- TEXTO DE ORIGEM
————————
O início dos anos 70 era um momento de transição para a música brasileira, que se despedia da jovem guarda e flertava com a Tropicália, sempre com uma bossa nova ou outra pelo caminho. Foi exatamente nesta época que o Tremendão Erasmo Carlos resolveu dar uma guinada em sua carreira e apostar mais no soul e nos sambas, que nos rocks. Esse é o tom de Carlos, Erasmo (1971), um dos três discos relançados na série Três Tons (Universal Music). Os outros dois títulos incluídos na caixa são Sonhos e Memórias 1941-1972 (1972) e o fantástico Banda dos Contentes (1976).
Mas se Carlos, Erasmo é uma espécie de aviso de que o cantor/compositor era muito mais do que um ícone da jovem guarda, Sonhos e Memórias volta ao campo mais tradicional do rock, com pitadas de Tropicália e MPB. E, mesmo não produzindo nenhum grande sucesso radiofônico, se coloca entre os melhores discos do Tremendão.
Porém, o grande tesouro da caixa Três Tons, e que não merecia estar fora de catálogo, é mesmo Banda dos Contentes. Nele, escorado pelo sucesso Filho Único – composta por Roberto e Erasmo Carlos, e carro chefe da trilha sonora da novela Locomotivas – Erasmo abre o leque que o levaria a uma série de sucessos.
O Gigante Gentil convoca amigos como Gilberto Gil e Belchior, que o presenteiam com composições até então inéditas ou semi inéditas e que ganham versões definitivas. Paralelas (ainda sem todos os elementos e versos da versão gravada pelo próprio Belchior um ano depois) soa brilhante e cheia de emoção, com um arranjo que de longe supera as gravações feitas por outros artistas e, de Gil, ganhou a canção Queremos Saber, que anos depois foi gravada por Cássia Eller.
————————
- INFORMAÇÕES FORNECIDAS
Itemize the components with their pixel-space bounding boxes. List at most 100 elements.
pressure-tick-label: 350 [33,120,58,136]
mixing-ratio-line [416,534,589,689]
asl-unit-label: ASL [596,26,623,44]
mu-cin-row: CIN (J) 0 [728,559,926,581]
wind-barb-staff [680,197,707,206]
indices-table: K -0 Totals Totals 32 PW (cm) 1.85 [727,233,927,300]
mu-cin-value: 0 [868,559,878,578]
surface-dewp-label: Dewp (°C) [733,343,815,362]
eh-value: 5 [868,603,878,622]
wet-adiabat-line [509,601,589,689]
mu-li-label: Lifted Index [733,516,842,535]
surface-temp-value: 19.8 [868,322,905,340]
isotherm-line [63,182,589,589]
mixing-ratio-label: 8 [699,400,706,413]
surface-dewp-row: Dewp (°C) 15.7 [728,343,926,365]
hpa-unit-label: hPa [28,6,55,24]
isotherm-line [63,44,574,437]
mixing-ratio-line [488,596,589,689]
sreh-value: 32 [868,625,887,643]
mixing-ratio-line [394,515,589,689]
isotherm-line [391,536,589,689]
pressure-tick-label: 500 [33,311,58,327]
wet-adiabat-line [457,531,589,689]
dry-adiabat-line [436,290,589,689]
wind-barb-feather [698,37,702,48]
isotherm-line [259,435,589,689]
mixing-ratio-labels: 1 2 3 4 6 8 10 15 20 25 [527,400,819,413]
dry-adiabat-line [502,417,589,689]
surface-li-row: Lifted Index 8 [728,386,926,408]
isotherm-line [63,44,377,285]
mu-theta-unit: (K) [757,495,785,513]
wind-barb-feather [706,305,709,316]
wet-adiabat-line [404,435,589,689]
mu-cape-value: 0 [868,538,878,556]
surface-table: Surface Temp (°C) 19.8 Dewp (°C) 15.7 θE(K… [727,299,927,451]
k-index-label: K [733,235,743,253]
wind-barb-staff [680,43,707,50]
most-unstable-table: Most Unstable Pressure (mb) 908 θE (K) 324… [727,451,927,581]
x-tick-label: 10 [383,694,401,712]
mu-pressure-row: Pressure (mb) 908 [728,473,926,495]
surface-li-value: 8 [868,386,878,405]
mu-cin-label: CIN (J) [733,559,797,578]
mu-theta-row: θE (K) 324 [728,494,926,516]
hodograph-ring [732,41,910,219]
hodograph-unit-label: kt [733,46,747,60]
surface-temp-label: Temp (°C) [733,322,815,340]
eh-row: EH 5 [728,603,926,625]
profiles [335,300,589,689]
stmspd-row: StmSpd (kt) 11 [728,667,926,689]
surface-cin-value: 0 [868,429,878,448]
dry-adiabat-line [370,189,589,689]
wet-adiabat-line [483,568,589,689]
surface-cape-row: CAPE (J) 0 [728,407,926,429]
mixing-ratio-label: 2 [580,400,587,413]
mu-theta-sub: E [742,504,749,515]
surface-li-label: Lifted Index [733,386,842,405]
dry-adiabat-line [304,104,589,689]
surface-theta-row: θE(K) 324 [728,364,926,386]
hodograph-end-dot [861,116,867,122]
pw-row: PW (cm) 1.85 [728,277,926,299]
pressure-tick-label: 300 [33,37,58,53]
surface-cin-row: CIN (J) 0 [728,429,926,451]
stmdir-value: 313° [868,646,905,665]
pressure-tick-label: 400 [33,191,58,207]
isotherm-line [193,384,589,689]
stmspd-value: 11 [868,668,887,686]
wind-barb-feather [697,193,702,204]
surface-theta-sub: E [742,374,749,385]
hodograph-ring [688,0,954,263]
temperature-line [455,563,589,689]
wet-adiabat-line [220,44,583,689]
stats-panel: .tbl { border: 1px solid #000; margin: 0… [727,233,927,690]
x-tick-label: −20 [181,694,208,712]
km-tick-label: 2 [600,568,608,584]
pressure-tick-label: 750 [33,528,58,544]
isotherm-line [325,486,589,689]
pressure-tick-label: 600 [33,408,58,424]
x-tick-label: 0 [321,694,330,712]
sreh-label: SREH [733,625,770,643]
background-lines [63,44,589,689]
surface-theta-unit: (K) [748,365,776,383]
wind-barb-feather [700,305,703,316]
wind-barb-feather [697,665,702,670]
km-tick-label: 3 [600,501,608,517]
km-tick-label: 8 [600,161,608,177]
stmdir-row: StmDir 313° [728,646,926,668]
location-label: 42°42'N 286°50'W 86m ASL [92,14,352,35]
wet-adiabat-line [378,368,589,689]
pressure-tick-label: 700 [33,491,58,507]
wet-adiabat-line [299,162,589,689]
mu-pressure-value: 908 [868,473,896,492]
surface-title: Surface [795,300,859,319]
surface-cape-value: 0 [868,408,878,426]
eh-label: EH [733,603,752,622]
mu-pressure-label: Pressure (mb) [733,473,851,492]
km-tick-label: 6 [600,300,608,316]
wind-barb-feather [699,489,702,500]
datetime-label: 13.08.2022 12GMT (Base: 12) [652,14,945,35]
————————
Dê continuidade ao texto sobre os discos de Erasmo Carlos relançados na caixa Três Tons, começando logo após a última frase apresentada.

- A RESPOSTA
Os questionamentos aparecem em várias canções do disco, sempre com temas que até hoje são relevantes, mostrando que Erasmo (e Roberto) estavam mesmo muitas vezes a frente de seu tempo. O encarte do disco, que mostra vários Erasmos linchando um outro Erasmo é assustadoramente atual, como os versos de algumas canções como Baby (Roberto e Erasmo):
Deixe os seus protestos e os manifestos pra outra periferia
Não fui eu quem fez as leis que não lhe dão maior autonomia.
Mas o melhor do disco está mesmo na sua diversidade. O ótimo country em ritmo de westerm spaghetti Billy Dinamite – que conta a história de amor pela índia Pão de Mel e na época ganhou um clipe com a participação do então grande atacante Roberto Dinamite, do Vasco, time de coração de Erasmo, se contrasta com a própria melancolia soul da faixa-título.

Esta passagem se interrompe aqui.